Set exercise:
The records below are to be repeated in full, exactly as they are.

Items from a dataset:
......

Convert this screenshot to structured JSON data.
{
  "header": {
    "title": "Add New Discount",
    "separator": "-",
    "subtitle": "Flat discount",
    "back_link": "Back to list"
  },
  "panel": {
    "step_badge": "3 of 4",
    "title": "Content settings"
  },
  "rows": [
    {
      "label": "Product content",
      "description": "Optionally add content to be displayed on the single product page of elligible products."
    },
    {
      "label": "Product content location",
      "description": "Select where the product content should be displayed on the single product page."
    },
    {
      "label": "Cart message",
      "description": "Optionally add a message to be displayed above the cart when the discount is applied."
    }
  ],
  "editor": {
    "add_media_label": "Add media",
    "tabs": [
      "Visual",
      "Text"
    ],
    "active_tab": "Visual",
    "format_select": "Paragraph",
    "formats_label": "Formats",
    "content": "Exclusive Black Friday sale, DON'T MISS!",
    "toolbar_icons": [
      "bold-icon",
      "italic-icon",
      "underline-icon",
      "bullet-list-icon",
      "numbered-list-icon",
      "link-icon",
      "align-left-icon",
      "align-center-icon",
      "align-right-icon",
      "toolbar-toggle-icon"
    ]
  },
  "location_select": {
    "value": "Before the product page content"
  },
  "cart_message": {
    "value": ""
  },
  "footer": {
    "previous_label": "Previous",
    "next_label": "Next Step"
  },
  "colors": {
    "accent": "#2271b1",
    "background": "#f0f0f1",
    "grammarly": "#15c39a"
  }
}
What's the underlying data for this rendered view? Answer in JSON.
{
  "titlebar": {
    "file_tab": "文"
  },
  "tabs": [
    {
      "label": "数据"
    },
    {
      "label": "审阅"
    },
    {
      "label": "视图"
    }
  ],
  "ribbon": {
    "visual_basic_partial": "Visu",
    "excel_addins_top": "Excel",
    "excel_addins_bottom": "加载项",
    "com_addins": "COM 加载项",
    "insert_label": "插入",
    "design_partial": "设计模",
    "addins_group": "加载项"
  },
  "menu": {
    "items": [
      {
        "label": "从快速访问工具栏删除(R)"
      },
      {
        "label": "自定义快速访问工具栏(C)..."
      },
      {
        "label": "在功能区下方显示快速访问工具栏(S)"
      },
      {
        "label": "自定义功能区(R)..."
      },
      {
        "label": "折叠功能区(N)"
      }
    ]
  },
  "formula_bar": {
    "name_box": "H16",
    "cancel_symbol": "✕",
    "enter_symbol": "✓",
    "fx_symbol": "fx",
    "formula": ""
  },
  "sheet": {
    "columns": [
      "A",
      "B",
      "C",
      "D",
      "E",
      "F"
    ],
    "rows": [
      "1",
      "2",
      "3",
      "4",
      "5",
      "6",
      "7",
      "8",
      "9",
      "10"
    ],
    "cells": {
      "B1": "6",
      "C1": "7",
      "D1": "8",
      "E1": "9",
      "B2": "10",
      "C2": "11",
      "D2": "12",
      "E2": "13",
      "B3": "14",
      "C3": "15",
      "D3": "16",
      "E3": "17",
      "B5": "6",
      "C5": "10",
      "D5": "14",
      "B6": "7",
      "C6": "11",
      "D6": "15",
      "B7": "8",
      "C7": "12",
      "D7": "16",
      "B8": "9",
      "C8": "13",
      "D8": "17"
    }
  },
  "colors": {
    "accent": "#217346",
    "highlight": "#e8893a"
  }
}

......

Result:
Convert this screenshot to structured JSON data.
{
  "header": {
    "title": "Add New Discount",
    "separator": "-",
    "subtitle": "Flat discount",
    "back_link": "Back to list"
  },
  "panel": {
    "step_badge": "3 of 4",
    "title": "Content settings"
  },
  "rows": [
    {
      "label": "Product content",
      "description": "Optionally add content to be displayed on the single product page of elligible products."
    },
    {
      "label": "Product content location",
      "description": "Select where the product content should be displayed on the single product page."
    },
    {
      "label": "Cart message",
      "description": "Optionally add a message to be displayed above the cart when the discount is applied."
    }
  ],
  "editor": {
    "add_media_label": "Add media",
    "tabs": [
      "Visual",
      "Text"
    ],
    "active_tab": "Visual",
    "format_select": "Paragraph",
    "formats_label": "Formats",
    "content": "Exclusive Black Friday sale, DON'T MISS!",
    "toolbar_icons": [
      "bold-icon",
      "italic-icon",
      "underline-icon",
      "bullet-list-icon",
      "numbered-list-icon",
      "link-icon",
      "align-left-icon",
      "align-center-icon",
      "align-right-icon",
      "toolbar-toggle-icon"
    ]
  },
  "location_select": {
    "value": "Before the product page content"
  },
  "cart_message": {
    "value": ""
  },
  "footer": {
    "previous_label": "Previous",
    "next_label": "Next Step"
  },
  "colors": {
    "accent": "#2271b1",
    "background": "#f0f0f1",
    "grammarly": "#15c39a"
  }
}
What's the underlying data for this rendered view? Answer in JSON.
{
  "titlebar": {
    "file_tab": "文"
  },
  "tabs": [
    {
      "label": "数据"
    },
    {
      "label": "审阅"
    },
    {
      "label": "视图"
    }
  ],
  "ribbon": {
    "visual_basic_partial": "Visu",
    "excel_addins_top": "Excel",
    "excel_addins_bottom": "加载项",
    "com_addins": "COM 加载项",
    "insert_label": "插入",
    "design_partial": "设计模",
    "addins_group": "加载项"
  },
  "menu": {
    "items": [
      {
        "label": "从快速访问工具栏删除(R)"
      },
      {
        "label": "自定义快速访问工具栏(C)..."
      },
      {
        "label": "在功能区下方显示快速访问工具栏(S)"
      },
      {
        "label": "自定义功能区(R)..."
      },
      {
        "label": "折叠功能区(N)"
      }
    ]
  },
  "formula_bar": {
    "name_box": "H16",
    "cancel_symbol": "✕",
    "enter_symbol": "✓",
    "fx_symbol": "fx",
    "formula": ""
  },
  "sheet": {
    "columns": [
      "A",
      "B",
      "C",
      "D",
      "E",
      "F"
    ],
    "rows": [
      "1",
      "2",
      "3",
      "4",
      "5",
      "6",
      "7",
      "8",
      "9",
      "10"
    ],
    "cells": {
      "B1": "6",
      "C1": "7",
      "D1": "8",
      "E1": "9",
      "B2": "10",
      "C2": "11",
      "D2": "12",
      "E2": "13",
      "B3": "14",
      "C3": "15",
      "D3": "16",
      "E3": "17",
      "B5": "6",
      "C5": "10",
      "D5": "14",
      "B6": "7",
      "C6": "11",
      "D6": "15",
      "B7": "8",
      "C7": "12",
      "D7": "16",
      "B8": "9",
      "C8": "13",
      "D8": "17"
    }
  },
  "colors": {
    "accent": "#217346",
    "highlight": "#e8893a"
  }
}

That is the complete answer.